Your task. Note each line where "were" appears, and copy it.

Record list.
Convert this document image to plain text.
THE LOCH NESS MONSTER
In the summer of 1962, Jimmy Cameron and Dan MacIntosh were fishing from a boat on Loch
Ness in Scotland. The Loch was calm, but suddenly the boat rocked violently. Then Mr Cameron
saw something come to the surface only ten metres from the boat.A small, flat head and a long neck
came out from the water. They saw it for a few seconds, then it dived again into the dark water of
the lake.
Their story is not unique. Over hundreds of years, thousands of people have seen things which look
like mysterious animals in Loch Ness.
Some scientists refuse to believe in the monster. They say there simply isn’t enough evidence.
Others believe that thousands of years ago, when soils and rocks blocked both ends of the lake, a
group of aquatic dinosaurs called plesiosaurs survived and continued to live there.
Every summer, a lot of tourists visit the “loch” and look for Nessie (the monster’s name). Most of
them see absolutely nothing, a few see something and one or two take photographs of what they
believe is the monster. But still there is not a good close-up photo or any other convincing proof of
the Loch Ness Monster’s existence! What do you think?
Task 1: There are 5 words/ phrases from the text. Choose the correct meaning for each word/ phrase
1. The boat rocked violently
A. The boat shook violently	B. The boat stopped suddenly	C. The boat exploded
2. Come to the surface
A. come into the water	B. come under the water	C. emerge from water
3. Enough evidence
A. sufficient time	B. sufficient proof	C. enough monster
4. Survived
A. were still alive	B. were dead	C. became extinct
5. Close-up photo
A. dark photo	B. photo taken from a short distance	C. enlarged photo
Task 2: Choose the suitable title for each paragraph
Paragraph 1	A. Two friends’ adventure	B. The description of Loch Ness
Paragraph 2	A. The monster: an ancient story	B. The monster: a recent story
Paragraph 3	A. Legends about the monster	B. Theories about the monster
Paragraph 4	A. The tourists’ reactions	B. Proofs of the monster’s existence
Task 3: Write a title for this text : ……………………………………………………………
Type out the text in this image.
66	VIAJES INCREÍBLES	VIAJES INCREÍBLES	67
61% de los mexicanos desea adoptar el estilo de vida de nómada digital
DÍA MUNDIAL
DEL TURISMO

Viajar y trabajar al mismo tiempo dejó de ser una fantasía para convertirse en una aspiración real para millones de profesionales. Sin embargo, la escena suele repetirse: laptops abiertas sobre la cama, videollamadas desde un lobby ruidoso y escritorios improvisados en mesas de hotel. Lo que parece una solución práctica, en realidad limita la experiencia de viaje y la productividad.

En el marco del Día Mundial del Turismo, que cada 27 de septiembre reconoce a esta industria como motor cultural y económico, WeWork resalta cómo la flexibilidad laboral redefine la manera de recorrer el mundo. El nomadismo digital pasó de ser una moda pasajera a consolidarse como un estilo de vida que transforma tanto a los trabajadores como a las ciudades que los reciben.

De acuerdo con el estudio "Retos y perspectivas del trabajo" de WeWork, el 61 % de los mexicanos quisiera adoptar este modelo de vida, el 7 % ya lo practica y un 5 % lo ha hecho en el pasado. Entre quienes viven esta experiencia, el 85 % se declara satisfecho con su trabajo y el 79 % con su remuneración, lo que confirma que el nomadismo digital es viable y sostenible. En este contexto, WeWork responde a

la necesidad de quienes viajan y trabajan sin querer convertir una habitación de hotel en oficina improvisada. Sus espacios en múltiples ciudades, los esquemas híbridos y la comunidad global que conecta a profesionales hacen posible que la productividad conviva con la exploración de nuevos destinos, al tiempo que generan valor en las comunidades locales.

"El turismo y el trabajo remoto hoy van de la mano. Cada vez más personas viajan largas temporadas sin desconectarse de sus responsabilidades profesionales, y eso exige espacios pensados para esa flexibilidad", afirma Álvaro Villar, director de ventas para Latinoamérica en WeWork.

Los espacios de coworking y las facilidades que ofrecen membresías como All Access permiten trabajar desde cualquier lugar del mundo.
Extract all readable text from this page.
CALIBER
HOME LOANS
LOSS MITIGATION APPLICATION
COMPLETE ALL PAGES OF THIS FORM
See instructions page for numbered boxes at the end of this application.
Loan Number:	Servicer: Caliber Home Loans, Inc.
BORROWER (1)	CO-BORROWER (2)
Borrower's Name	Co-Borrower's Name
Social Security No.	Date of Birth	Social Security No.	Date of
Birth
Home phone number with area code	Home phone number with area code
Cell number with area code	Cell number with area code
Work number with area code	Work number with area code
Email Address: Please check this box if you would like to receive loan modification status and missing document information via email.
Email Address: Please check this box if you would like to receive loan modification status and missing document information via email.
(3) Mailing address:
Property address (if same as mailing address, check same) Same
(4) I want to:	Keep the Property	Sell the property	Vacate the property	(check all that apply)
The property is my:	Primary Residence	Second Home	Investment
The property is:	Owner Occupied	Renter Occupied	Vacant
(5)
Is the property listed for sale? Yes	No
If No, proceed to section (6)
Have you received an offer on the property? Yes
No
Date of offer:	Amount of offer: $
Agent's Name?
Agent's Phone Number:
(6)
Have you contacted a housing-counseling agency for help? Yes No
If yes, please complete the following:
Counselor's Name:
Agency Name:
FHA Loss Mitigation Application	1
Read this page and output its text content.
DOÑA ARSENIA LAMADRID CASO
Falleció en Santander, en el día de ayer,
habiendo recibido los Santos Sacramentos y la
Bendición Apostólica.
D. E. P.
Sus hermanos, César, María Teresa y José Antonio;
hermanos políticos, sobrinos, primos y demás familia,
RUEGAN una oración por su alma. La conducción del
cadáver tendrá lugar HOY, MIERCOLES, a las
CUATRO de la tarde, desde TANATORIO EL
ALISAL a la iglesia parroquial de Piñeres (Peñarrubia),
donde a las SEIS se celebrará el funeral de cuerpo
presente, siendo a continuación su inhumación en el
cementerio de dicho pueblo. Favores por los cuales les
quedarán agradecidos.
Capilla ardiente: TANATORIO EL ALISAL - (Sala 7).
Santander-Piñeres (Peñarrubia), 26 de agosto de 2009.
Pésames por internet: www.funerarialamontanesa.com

In response.
In the summer of 1962, Jimmy Cameron and Dan MacIntosh were fishing from a boat on Loch
A. were still alive	B. were dead	C. became extinct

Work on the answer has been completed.